>> Start
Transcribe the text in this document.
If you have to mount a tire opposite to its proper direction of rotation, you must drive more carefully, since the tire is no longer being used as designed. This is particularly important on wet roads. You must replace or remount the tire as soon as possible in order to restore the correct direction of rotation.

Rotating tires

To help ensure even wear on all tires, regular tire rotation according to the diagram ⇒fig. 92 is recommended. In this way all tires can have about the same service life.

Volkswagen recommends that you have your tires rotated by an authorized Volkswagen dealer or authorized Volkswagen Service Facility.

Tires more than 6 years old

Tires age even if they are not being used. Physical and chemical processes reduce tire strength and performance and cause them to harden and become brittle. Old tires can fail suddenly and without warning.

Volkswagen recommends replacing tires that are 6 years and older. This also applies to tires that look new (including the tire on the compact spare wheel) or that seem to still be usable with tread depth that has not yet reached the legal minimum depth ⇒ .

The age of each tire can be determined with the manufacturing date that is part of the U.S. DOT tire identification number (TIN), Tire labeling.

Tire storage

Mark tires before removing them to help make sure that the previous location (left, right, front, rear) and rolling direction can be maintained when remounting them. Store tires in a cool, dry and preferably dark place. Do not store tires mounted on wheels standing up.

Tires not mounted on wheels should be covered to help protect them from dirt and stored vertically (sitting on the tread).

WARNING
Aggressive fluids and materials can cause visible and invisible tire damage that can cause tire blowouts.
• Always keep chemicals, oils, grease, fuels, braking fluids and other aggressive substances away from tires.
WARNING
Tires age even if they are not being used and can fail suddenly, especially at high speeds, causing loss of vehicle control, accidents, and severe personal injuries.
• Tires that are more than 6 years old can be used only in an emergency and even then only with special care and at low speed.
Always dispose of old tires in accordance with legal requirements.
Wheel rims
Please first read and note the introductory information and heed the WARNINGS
>> End
#### [Request]
Repeat the records above exactly, leaving none out.

#### [Complete output]
Transcribe the text in this document.
If you have to mount a tire opposite to its proper direction of rotation, you must drive more carefully, since the tire is no longer being used as designed. This is particularly important on wet roads. You must replace or remount the tire as soon as possible in order to restore the correct direction of rotation.

Rotating tires

To help ensure even wear on all tires, regular tire rotation according to the diagram ⇒fig. 92 is recommended. In this way all tires can have about the same service life.

Volkswagen recommends that you have your tires rotated by an authorized Volkswagen dealer or authorized Volkswagen Service Facility.

Tires more than 6 years old

Tires age even if they are not being used. Physical and chemical processes reduce tire strength and performance and cause them to harden and become brittle. Old tires can fail suddenly and without warning.

Volkswagen recommends replacing tires that are 6 years and older. This also applies to tires that look new (including the tire on the compact spare wheel) or that seem to still be usable with tread depth that has not yet reached the legal minimum depth ⇒ .

The age of each tire can be determined with the manufacturing date that is part of the U.S. DOT tire identification number (TIN), Tire labeling.

Tire storage

Mark tires before removing them to help make sure that the previous location (left, right, front, rear) and rolling direction can be maintained when remounting them. Store tires in a cool, dry and preferably dark place. Do not store tires mounted on wheels standing up.

Tires not mounted on wheels should be covered to help protect them from dirt and stored vertically (sitting on the tread).

WARNING
Aggressive fluids and materials can cause visible and invisible tire damage that can cause tire blowouts.
• Always keep chemicals, oils, grease, fuels, braking fluids and other aggressive substances away from tires.
WARNING
Tires age even if they are not being used and can fail suddenly, especially at high speeds, causing loss of vehicle control, accidents, and severe personal injuries.
• Tires that are more than 6 years old can be used only in an emergency and even then only with special care and at low speed.
Always dispose of old tires in accordance with legal requirements.
Wheel rims
Please first read and note the introductory information and heed the WARNINGS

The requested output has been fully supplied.